==== Information ====
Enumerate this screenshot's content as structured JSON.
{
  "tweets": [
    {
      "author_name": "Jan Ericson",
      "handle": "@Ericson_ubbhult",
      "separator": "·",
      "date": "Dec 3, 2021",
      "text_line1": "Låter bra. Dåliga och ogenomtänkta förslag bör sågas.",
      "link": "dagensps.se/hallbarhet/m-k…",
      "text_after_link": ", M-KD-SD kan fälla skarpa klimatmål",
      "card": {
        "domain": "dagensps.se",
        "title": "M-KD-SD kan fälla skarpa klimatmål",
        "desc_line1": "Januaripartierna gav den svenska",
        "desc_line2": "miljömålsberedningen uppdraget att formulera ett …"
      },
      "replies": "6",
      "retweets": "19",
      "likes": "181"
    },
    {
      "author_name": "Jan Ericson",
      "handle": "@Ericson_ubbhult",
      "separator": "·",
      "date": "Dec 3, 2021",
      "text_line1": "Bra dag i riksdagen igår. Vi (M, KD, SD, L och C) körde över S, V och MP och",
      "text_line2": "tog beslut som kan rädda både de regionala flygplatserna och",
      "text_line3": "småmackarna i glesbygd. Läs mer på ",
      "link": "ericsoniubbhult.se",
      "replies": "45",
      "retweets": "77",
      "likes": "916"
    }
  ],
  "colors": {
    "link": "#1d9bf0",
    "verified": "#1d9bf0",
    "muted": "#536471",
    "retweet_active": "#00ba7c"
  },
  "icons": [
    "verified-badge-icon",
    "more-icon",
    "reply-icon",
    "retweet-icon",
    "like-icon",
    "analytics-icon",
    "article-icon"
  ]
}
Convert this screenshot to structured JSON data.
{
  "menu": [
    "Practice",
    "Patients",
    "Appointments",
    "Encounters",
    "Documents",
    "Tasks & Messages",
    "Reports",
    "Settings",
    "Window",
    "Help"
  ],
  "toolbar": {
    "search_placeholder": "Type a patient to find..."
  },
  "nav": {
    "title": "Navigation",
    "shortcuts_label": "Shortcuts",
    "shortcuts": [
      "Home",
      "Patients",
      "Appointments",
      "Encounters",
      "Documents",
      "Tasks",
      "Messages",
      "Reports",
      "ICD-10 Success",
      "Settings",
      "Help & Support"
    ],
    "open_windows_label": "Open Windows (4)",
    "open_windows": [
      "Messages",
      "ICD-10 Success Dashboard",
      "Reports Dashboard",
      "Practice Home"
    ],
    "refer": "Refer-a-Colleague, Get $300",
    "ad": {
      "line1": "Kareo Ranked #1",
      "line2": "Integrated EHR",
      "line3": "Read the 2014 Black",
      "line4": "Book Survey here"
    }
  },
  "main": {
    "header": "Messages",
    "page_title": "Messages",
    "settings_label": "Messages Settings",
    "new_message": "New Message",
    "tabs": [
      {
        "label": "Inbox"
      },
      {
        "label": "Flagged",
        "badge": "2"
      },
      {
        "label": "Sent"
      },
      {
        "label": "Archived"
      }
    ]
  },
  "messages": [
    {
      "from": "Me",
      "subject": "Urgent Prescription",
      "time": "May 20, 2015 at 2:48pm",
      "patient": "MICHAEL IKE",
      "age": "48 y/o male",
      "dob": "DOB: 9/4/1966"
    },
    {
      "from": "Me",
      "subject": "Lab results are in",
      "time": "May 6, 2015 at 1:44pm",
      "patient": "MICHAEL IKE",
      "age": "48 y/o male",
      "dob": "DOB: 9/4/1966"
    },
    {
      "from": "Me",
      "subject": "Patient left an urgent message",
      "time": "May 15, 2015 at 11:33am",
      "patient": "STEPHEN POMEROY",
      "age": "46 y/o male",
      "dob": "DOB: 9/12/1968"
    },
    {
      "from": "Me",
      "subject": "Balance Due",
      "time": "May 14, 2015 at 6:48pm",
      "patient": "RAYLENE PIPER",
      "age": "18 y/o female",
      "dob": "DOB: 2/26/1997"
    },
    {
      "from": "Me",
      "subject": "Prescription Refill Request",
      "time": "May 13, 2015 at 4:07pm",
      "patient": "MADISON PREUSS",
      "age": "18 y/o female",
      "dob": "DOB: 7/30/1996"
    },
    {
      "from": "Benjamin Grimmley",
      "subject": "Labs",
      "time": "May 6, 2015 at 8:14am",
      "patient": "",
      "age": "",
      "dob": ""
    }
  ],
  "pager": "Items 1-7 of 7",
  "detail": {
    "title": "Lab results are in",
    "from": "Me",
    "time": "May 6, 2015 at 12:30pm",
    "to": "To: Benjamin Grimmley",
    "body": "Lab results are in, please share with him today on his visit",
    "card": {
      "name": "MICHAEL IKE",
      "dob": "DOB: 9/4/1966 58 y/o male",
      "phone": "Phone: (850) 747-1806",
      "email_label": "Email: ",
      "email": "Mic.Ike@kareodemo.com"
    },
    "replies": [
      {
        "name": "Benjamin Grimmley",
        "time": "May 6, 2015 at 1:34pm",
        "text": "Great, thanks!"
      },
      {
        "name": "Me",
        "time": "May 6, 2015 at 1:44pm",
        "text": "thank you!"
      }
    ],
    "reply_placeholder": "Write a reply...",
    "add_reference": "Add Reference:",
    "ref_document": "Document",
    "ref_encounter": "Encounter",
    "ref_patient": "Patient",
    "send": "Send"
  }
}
====
Exercise:
Determine how many lines of the listing above contain the string "reply", and answer with that figure alone.

Response below:
2